Reply with nothing except the number of lines that contain the word "种不同的添法".

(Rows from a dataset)
==================================================
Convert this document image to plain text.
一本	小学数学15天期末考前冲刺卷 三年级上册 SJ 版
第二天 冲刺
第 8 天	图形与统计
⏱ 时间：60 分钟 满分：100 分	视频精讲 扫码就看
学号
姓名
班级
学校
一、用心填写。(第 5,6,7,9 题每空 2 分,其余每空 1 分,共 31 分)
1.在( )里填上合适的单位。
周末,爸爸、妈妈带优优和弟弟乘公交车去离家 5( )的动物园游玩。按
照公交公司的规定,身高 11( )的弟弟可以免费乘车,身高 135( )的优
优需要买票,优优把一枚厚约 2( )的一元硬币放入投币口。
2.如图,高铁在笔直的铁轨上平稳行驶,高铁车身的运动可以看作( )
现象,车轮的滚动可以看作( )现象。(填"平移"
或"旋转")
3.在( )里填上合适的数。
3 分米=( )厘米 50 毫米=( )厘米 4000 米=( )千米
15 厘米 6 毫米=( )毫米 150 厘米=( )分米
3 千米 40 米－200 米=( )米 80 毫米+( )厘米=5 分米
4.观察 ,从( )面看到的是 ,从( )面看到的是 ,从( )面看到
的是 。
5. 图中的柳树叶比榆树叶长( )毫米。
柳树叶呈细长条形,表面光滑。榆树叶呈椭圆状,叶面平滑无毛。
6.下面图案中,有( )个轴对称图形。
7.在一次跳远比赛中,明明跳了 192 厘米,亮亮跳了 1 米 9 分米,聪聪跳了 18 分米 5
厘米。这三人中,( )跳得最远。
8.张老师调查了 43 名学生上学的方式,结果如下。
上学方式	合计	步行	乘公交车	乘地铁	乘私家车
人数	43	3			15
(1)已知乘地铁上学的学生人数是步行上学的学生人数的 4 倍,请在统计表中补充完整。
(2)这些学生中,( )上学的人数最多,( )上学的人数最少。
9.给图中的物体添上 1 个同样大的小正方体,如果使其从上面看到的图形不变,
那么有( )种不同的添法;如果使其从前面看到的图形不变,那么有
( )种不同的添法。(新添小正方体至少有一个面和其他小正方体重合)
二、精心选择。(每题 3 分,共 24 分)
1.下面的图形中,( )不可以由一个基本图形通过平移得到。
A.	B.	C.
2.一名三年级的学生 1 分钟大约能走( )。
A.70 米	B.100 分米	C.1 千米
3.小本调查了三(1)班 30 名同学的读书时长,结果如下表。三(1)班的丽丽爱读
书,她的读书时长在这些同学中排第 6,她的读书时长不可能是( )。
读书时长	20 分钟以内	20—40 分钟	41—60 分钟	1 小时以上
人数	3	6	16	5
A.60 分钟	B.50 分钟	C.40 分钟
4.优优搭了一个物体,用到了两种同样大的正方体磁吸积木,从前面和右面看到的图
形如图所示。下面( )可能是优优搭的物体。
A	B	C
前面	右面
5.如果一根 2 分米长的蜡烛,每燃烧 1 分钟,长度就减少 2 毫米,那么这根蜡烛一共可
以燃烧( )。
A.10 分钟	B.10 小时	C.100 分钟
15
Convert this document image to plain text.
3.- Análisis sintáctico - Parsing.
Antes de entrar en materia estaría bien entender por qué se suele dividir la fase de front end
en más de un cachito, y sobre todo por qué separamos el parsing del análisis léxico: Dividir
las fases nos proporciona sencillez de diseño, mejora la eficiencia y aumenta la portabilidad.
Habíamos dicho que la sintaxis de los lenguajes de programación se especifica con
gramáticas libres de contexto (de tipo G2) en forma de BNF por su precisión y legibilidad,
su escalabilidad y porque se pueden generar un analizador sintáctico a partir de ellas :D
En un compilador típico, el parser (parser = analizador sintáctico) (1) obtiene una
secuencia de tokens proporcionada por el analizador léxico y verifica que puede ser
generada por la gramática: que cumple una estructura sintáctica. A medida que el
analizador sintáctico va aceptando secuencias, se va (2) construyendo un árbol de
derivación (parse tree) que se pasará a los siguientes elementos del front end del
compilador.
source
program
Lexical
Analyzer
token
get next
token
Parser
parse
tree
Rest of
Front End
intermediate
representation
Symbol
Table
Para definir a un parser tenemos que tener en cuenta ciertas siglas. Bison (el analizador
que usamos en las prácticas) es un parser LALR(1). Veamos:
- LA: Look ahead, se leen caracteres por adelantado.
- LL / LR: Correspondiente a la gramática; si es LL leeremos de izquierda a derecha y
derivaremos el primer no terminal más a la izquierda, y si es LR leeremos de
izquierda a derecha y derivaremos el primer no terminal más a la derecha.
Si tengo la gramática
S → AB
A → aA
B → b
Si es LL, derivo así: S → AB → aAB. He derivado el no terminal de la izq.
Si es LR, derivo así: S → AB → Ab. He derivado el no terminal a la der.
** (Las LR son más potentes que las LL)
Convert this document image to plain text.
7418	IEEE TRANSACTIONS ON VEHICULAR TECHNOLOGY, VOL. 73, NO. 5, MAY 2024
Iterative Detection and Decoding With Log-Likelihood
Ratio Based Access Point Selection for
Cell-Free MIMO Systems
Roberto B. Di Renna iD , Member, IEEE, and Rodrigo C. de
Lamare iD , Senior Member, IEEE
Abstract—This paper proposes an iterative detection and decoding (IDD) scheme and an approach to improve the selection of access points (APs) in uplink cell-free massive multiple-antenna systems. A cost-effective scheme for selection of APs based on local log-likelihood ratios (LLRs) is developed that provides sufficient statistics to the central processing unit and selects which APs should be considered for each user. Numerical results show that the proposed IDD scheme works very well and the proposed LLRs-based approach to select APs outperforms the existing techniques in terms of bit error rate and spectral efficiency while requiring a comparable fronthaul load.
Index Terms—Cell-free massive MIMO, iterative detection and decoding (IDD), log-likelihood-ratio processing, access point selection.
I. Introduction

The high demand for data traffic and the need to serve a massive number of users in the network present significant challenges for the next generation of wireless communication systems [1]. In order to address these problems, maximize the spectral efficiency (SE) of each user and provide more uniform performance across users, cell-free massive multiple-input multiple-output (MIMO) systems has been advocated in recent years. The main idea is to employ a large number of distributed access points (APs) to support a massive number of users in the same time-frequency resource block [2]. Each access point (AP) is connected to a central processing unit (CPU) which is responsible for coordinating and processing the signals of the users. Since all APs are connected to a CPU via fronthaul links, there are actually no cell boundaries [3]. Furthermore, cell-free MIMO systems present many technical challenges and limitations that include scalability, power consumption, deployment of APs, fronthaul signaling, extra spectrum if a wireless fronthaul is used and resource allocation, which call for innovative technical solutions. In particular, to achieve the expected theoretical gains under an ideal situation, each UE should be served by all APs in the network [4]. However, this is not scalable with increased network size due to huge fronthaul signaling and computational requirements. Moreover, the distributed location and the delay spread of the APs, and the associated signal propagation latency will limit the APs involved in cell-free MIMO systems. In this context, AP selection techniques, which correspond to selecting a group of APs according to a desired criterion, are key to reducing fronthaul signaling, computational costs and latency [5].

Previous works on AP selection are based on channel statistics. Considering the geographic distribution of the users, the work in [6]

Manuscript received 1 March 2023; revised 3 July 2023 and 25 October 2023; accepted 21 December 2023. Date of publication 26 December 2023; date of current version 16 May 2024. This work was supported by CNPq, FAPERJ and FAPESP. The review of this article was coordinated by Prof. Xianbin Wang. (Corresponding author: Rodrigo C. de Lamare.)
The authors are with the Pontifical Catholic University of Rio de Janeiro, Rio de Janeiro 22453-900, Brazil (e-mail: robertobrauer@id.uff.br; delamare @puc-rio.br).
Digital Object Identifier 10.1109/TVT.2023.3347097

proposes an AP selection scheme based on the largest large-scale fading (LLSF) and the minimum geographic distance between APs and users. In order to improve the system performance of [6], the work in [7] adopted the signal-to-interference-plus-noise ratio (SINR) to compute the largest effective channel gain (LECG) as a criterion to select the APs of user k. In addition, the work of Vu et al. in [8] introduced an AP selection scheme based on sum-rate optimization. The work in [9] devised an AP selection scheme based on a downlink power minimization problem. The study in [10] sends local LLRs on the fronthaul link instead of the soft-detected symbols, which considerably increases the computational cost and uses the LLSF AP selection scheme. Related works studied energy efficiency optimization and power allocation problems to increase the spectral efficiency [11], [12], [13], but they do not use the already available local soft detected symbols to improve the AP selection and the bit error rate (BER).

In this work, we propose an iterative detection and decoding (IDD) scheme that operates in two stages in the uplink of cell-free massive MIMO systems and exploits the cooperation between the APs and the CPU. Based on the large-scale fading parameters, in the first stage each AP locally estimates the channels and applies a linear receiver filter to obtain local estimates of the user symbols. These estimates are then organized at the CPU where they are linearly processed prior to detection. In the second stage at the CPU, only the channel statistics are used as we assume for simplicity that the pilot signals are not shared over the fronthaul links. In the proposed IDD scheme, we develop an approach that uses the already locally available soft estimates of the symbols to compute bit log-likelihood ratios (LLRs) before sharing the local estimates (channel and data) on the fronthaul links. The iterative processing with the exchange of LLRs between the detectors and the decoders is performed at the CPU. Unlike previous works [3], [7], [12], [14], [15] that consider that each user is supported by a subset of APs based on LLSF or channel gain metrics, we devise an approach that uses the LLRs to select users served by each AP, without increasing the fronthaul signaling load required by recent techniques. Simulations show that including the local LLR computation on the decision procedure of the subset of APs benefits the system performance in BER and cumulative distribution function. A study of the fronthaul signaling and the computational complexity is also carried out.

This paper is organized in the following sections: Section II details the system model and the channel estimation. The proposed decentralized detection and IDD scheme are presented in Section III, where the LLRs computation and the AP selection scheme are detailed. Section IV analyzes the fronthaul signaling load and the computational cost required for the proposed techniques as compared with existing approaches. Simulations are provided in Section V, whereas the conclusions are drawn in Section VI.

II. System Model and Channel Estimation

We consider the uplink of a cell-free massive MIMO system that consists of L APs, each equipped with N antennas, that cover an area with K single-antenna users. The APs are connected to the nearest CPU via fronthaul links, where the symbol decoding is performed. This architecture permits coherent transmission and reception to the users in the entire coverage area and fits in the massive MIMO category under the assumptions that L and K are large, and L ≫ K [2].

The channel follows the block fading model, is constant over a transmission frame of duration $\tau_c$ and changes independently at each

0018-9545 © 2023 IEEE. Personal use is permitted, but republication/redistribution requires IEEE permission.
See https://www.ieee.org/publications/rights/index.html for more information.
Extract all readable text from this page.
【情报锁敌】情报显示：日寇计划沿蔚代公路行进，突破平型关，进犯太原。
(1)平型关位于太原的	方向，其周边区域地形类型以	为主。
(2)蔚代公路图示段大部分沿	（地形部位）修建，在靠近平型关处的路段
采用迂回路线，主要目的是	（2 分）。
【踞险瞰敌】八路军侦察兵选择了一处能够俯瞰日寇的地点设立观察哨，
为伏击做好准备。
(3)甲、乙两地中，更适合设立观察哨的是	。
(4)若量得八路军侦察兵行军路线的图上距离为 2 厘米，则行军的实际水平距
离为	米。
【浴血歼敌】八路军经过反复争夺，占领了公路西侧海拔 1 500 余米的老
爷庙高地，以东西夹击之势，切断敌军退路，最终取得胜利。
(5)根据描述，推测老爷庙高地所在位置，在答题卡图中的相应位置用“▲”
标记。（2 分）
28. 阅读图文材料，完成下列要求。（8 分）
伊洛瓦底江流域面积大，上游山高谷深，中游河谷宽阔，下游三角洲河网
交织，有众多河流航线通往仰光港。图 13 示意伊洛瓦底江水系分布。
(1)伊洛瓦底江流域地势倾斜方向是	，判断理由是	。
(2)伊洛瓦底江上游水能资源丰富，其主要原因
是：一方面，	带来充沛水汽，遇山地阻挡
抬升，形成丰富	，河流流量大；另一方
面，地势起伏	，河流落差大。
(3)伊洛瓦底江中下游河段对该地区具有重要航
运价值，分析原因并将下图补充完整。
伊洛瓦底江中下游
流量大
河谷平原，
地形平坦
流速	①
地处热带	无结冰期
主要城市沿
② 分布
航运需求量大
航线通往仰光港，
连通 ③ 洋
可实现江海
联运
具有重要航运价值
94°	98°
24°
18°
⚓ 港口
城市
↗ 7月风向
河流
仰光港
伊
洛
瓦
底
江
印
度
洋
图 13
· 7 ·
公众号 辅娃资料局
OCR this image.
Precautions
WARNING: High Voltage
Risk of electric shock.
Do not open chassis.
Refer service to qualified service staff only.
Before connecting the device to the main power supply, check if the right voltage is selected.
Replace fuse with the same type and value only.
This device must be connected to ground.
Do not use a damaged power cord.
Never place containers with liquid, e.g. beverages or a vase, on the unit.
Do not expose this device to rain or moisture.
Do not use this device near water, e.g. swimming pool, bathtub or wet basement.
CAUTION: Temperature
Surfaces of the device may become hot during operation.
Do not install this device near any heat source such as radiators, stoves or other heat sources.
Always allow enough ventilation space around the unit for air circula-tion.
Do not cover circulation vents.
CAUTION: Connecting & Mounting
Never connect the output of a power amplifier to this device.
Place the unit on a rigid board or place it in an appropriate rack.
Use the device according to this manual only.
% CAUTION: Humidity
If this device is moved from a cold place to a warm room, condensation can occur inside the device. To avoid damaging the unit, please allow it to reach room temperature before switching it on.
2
==================================================
### Written response
2